#### EXCERPTED PASSAGE
- Pinch hitter
- Born: October 30, 1945 (age 79) Decatur, Illinois, U.S.
- Batted: RightThrew: Right

MLB debut
- September 17, 1970, for the Chicago Cubs

Last MLB appearance
- September 17, 1970, for the Chicago Cubs

MLB statistics
- Batting average: 1.000
- At bats: 1
- Hits: 1
- Stats at Baseball Reference

Teams
- Chicago Cubs (1970);

= Roe Skidmore =

American baseball player (born 1945)

Robert Roe Skidmore (born October 30, 1945) is an American former professional baseball player and one of the few players in Major League Baseball history with a perfect career batting average of 1.000.

An outfielder and first baseman, he had a ten-year, 1,289-game career (1966–1975) in minor league baseball, but made only one Major League appearance as a pinch hitter for the Chicago Cubs. He threw and batted right-handed, stood 6 ft 3 in tall and weighed 188 lb.

Skidmore had split the 1970 season between the Cubs' two top farm clubs, the San Antonio Missions and the Tacoma Cubs, before his late-season trial in the Majors. On September 17, 1970, during a 9–2 loss to the St. Louis Cardinals at Wrigley Field, he pinch hit for Joe Decker in the seventh inning and singled off Cardinal left-hander Jerry Reuss. He was then retired on a force out. It was Skidmore's only Major League at bat. He was traded along with Dave Lemonds and Pat Jacquez by the Cubs to the Chicago White Sox for Ossie Blanco and José Ortiz on November 30, 1970.

Roe attended Eisenhower High School in Decatur, Illinois.
########
INSTRUCTIONS FOR THE TASK:
In the Roe Skidmore article, which pitcher did Skidmore single off in his only Major League at bat? The records have no connection to the Roe Skidmore article.
#### INPUT DATA
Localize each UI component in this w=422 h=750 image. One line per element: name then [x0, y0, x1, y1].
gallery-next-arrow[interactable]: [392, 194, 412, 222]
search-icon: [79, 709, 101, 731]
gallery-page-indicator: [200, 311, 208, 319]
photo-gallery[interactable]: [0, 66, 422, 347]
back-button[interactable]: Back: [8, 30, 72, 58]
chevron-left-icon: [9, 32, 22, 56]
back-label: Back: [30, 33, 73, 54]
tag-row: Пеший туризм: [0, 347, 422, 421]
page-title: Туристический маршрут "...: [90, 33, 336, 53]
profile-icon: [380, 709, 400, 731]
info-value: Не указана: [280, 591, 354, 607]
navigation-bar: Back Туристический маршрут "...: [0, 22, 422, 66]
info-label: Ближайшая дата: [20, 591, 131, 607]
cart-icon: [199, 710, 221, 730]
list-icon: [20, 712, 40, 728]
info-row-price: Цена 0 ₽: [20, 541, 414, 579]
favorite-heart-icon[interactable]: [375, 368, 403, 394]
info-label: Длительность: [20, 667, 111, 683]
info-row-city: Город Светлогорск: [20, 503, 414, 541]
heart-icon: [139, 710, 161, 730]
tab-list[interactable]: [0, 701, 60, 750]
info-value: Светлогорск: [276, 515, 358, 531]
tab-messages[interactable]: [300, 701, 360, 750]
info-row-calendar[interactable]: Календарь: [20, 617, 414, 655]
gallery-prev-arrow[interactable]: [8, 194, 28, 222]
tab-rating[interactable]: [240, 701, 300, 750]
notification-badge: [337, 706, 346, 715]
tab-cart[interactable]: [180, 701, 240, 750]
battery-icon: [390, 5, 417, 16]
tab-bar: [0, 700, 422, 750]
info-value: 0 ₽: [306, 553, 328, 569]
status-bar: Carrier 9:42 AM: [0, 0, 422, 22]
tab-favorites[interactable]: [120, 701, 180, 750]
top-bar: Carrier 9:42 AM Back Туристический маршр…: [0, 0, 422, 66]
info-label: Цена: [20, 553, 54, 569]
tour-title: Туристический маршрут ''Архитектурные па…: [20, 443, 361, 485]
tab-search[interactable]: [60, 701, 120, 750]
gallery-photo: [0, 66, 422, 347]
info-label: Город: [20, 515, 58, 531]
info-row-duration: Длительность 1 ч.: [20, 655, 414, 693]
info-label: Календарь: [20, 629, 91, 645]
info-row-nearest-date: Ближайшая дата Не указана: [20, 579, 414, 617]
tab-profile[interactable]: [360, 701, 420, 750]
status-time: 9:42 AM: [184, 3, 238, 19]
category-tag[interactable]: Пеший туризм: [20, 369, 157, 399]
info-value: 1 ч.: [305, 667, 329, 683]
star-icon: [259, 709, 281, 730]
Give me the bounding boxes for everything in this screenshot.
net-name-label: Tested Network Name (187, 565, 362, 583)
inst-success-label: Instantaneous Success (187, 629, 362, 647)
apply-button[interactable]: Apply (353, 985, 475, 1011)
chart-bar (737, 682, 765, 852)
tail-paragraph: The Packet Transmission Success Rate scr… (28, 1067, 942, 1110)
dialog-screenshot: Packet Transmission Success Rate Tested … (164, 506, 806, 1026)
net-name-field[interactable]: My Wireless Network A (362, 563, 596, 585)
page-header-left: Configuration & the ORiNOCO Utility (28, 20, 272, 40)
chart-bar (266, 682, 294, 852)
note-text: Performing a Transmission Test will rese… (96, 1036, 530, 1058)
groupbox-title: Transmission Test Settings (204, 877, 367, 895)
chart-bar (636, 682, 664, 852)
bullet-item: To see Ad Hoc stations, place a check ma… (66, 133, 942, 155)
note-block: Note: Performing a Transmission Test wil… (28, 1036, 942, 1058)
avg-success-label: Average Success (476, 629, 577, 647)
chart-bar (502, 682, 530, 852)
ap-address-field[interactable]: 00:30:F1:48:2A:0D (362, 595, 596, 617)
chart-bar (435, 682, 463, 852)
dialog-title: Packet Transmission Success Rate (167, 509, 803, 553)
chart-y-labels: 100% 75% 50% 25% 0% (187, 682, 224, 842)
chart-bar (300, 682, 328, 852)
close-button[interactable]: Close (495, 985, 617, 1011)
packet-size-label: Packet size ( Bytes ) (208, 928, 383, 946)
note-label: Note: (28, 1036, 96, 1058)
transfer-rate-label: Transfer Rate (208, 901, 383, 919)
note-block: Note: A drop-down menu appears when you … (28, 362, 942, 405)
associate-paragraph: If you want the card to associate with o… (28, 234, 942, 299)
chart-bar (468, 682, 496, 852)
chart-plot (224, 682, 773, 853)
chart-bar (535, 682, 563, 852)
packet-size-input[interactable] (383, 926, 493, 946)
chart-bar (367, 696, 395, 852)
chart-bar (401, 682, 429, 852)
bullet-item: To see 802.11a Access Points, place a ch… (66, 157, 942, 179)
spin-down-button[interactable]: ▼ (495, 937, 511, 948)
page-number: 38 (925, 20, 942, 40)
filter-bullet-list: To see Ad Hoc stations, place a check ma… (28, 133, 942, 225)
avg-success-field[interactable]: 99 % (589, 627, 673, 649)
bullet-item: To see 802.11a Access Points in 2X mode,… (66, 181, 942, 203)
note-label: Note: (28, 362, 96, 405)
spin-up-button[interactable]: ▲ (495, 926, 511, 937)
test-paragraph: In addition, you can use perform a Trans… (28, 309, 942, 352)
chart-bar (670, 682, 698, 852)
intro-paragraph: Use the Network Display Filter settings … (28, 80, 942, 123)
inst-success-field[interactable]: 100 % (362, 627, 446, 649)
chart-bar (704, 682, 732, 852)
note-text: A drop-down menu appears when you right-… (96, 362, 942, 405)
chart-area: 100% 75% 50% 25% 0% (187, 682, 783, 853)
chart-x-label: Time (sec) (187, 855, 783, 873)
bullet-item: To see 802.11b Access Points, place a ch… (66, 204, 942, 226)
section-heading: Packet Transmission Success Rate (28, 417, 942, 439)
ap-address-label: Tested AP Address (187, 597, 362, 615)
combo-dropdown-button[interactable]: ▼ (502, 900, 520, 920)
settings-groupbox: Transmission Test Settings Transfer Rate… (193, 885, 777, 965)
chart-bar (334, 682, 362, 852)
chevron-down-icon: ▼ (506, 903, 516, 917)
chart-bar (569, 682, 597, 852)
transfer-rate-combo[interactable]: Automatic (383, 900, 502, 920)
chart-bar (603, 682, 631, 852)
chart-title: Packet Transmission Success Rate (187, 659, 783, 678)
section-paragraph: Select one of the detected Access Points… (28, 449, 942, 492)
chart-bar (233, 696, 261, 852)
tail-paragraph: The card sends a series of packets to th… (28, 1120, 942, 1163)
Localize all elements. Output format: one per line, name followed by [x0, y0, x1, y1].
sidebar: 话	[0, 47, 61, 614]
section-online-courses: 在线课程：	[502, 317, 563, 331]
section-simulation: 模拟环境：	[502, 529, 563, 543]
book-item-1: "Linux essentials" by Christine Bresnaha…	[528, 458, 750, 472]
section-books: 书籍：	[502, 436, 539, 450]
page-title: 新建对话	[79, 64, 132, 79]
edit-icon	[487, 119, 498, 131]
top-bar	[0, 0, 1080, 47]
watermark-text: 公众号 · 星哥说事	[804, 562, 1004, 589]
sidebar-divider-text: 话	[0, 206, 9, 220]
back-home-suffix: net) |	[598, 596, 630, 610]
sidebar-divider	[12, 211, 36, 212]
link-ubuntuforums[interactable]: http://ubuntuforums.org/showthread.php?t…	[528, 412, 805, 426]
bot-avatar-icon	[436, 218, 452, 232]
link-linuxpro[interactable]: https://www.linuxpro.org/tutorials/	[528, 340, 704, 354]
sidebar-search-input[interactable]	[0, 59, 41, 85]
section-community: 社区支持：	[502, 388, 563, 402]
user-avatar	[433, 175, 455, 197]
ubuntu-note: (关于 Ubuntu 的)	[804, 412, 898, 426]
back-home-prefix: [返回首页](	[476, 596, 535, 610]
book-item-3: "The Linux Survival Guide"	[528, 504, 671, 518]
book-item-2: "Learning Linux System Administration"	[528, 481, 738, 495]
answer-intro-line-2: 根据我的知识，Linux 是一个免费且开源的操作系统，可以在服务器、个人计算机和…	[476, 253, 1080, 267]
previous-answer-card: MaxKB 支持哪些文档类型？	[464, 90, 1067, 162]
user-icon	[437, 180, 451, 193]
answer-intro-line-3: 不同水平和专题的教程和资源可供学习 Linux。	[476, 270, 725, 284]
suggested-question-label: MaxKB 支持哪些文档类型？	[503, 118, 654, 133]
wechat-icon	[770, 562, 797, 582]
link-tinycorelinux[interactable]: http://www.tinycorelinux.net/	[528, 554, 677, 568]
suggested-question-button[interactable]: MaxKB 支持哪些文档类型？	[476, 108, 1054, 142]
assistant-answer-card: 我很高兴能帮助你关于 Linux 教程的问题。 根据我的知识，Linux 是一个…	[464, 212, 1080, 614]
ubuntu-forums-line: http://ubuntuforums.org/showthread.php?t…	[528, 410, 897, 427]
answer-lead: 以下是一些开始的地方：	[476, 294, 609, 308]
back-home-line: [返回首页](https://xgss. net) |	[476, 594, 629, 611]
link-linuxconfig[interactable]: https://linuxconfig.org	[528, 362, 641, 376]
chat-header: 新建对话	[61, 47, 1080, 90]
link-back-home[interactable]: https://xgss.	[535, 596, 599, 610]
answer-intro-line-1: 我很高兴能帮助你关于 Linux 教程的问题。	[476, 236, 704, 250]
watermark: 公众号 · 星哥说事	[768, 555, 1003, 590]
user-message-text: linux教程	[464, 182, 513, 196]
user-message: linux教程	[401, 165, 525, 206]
########
EXERCISE SOLUTION:
Jerry Reuss, a left-hander for the St. Louis Cardinals.